Exercise prompt – Go through the entries and say how many lines contain the string "oceans". The number is the whole answer.

Records for this exercise –

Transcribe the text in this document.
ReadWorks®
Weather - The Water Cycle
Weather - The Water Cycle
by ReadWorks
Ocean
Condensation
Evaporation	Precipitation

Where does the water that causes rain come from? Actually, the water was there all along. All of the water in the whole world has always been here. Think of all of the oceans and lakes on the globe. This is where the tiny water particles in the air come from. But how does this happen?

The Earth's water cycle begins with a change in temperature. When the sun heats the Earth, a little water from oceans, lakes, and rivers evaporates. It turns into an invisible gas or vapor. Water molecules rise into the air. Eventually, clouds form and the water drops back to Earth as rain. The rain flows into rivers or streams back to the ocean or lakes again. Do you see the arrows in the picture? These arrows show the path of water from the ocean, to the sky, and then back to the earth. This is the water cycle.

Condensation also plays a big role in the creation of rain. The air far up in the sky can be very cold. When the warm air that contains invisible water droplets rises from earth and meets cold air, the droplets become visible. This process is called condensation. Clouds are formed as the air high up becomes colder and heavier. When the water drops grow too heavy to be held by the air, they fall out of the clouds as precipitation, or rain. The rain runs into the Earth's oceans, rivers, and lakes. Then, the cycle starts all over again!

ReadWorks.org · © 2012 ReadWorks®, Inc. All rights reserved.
---
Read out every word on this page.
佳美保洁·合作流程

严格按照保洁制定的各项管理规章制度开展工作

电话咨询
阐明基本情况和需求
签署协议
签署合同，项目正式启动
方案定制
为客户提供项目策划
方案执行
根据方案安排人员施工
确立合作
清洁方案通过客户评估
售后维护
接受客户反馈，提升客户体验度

Answer below – 3